RAW DATA »
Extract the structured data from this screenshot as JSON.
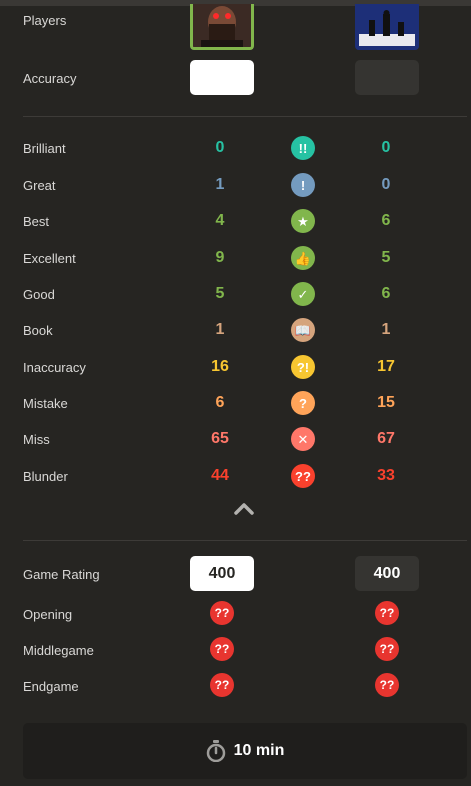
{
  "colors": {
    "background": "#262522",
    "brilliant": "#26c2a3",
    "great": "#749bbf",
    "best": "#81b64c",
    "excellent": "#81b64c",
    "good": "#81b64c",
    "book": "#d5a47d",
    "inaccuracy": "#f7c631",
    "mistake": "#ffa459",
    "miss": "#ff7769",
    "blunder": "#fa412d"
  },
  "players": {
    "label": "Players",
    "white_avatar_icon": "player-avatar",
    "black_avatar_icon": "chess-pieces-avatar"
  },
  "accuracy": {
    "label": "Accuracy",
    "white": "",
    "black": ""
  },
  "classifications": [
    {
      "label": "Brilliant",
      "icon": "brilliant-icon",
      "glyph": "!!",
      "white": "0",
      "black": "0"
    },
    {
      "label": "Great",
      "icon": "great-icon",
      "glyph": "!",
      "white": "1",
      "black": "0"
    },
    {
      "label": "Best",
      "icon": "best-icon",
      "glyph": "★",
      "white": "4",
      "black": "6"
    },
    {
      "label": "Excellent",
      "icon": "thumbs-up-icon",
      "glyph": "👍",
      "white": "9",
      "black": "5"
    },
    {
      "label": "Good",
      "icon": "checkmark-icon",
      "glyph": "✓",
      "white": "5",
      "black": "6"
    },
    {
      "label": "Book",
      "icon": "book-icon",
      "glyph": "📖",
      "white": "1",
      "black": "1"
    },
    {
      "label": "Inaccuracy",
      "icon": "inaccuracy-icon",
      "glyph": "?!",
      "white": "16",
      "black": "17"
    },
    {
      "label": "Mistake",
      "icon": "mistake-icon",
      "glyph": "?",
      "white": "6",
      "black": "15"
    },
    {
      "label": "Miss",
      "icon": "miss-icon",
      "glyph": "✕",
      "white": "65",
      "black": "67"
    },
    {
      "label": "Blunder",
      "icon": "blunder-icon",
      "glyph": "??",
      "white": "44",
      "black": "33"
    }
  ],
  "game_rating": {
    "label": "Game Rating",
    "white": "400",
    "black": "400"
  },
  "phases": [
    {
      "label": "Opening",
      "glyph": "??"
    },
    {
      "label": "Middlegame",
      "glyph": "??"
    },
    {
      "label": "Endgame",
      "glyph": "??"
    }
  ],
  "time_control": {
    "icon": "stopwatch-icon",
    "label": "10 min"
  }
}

--

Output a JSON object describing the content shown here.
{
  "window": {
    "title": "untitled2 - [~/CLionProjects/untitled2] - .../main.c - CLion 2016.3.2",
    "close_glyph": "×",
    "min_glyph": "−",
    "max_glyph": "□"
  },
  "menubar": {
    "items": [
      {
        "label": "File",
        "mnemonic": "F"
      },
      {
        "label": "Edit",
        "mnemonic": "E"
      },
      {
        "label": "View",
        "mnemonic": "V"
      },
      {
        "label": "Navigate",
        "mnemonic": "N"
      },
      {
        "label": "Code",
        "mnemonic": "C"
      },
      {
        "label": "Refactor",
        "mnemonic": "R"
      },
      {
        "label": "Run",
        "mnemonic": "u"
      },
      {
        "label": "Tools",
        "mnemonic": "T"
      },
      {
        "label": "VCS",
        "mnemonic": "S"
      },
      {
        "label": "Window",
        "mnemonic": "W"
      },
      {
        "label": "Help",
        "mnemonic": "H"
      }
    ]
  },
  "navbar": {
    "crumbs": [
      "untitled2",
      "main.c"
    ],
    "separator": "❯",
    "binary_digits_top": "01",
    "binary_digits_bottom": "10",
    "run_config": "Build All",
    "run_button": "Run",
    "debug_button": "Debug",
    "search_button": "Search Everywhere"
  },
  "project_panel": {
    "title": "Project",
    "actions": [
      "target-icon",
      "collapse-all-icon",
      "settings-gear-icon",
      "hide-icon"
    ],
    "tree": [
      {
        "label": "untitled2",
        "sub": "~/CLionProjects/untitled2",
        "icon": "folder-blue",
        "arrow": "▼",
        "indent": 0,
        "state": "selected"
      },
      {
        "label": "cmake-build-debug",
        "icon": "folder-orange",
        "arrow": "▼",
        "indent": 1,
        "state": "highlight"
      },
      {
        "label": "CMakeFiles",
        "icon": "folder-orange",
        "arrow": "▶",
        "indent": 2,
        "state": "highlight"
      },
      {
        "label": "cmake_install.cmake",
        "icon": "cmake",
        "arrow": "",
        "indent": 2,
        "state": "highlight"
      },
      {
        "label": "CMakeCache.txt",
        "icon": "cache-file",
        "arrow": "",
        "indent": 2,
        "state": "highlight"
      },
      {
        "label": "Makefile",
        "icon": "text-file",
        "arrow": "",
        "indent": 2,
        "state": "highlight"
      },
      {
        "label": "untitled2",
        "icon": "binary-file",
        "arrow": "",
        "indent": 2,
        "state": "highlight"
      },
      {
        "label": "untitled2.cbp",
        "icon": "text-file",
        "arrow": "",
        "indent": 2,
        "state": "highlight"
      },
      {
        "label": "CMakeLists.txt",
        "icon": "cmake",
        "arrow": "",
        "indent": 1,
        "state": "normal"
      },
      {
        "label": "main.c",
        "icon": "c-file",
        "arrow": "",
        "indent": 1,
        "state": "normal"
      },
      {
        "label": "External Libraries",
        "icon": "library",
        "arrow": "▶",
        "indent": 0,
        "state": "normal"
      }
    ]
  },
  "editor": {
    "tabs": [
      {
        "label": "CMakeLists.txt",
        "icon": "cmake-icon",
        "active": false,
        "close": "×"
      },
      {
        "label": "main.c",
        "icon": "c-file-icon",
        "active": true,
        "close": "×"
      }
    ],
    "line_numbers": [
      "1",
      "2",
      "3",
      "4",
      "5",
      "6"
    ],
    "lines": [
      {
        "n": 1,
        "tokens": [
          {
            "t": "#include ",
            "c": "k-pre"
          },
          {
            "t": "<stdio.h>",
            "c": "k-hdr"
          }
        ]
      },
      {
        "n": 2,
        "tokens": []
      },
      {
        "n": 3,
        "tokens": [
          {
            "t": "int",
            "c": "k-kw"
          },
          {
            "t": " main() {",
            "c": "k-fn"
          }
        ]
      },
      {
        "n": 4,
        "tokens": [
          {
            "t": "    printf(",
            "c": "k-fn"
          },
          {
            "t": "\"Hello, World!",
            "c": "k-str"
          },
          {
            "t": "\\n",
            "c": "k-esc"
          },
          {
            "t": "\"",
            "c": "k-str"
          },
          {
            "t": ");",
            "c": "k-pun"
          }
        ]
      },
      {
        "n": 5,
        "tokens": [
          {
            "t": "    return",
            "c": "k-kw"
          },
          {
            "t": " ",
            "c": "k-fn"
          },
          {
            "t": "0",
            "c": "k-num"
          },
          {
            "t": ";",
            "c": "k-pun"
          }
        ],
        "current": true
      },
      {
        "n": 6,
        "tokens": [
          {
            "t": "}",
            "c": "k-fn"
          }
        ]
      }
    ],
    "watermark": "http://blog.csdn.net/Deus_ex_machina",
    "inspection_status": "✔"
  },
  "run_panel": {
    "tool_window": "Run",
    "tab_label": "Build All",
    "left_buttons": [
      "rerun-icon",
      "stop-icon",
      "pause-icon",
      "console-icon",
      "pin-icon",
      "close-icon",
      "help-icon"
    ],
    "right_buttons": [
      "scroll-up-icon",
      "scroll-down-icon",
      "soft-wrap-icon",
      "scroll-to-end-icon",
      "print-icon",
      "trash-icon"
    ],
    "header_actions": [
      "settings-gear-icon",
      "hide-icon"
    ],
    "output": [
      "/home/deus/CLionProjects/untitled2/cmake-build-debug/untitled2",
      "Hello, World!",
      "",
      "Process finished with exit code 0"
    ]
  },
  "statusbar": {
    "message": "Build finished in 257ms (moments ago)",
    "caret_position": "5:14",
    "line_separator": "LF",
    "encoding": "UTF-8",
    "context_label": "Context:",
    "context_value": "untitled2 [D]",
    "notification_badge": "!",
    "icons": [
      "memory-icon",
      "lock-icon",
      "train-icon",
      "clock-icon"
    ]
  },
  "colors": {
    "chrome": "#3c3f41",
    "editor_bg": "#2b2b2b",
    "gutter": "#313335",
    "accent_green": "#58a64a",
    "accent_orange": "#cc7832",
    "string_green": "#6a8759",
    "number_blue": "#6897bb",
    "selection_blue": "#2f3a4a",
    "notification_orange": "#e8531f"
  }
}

GOAL »
Check each line above for the string "scroll" and report how many lines have it, giving only the number.

EXPECTED OUTPUT »
3